» Entries supplied
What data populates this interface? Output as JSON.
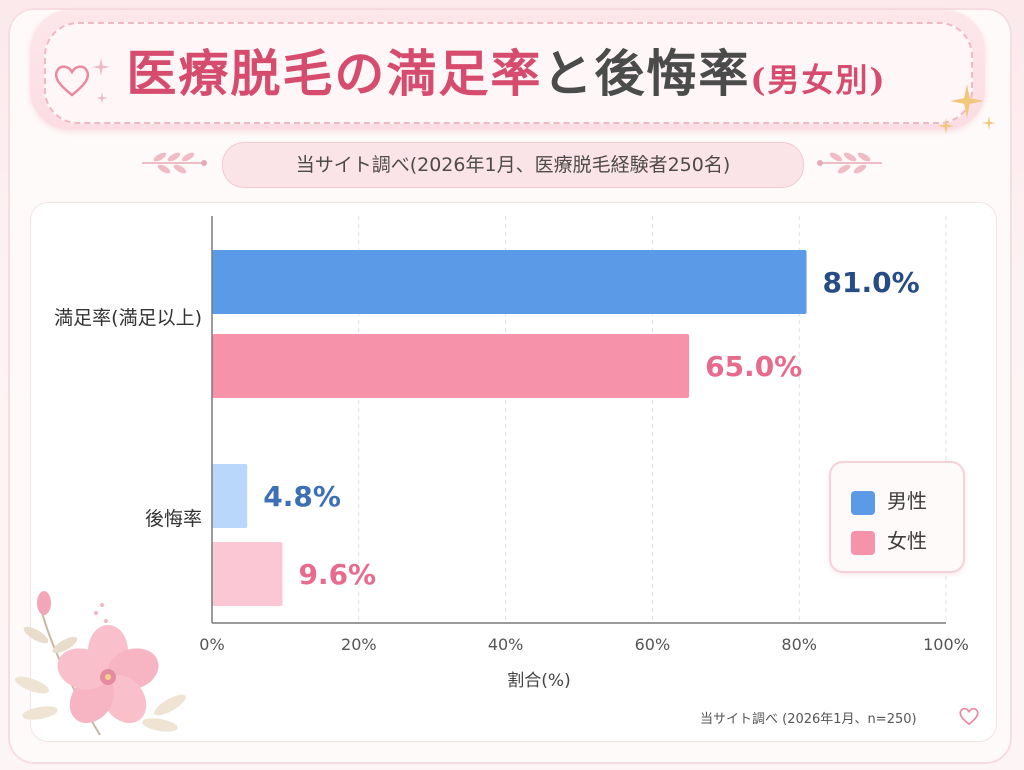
{
  "title": {
    "part1": "医療脱毛の満足率",
    "part2": "と後悔率",
    "part3": "(男女別)"
  },
  "subtitle": "当サイト調べ(2026年1月、医療脱毛経験者250名)",
  "footnote": "当サイト調べ (2026年1月、n=250)",
  "colors": {
    "male": "#5b9ae6",
    "female": "#f792ab",
    "male_light": "#b9d6fb",
    "female_light": "#fcc7d4",
    "male_label": "#264b85",
    "female_label": "#e86b8d",
    "regret_male_label": "#3d6fb6"
  },
  "chart_data": {
    "type": "bar",
    "orientation": "horizontal",
    "categories": [
      "満足率(満足以上)",
      "後悔率"
    ],
    "series": [
      {
        "name": "男性",
        "values": [
          81.0,
          4.8
        ]
      },
      {
        "name": "女性",
        "values": [
          65.0,
          9.6
        ]
      }
    ],
    "data_labels": [
      [
        "81.0%",
        "4.8%"
      ],
      [
        "65.0%",
        "9.6%"
      ]
    ],
    "x_ticks": [
      "0%",
      "20%",
      "40%",
      "60%",
      "80%",
      "100%"
    ],
    "xlabel": "割合(%)",
    "xlim": [
      0,
      100
    ],
    "grid": true,
    "legend": "bottom-right"
  }
}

» What you should do
In this exercise, set down all of the data exactly, without the pictures.

» Task solution
What data populates this interface? Output as JSON.
{
  "title": {
    "part1": "医療脱毛の満足率",
    "part2": "と後悔率",
    "part3": "(男女別)"
  },
  "subtitle": "当サイト調べ(2026年1月、医療脱毛経験者250名)",
  "footnote": "当サイト調べ (2026年1月、n=250)",
  "colors": {
    "male": "#5b9ae6",
    "female": "#f792ab",
    "male_light": "#b9d6fb",
    "female_light": "#fcc7d4",
    "male_label": "#264b85",
    "female_label": "#e86b8d",
    "regret_male_label": "#3d6fb6"
  },
  "chart_data": {
    "type": "bar",
    "orientation": "horizontal",
    "categories": [
      "満足率(満足以上)",
      "後悔率"
    ],
    "series": [
      {
        "name": "男性",
        "values": [
          81.0,
          4.8
        ]
      },
      {
        "name": "女性",
        "values": [
          65.0,
          9.6
        ]
      }
    ],
    "data_labels": [
      [
        "81.0%",
        "4.8%"
      ],
      [
        "65.0%",
        "9.6%"
      ]
    ],
    "x_ticks": [
      "0%",
      "20%",
      "40%",
      "60%",
      "80%",
      "100%"
    ],
    "xlabel": "割合(%)",
    "xlim": [
      0,
      100
    ],
    "grid": true,
    "legend": "bottom-right"
  }
}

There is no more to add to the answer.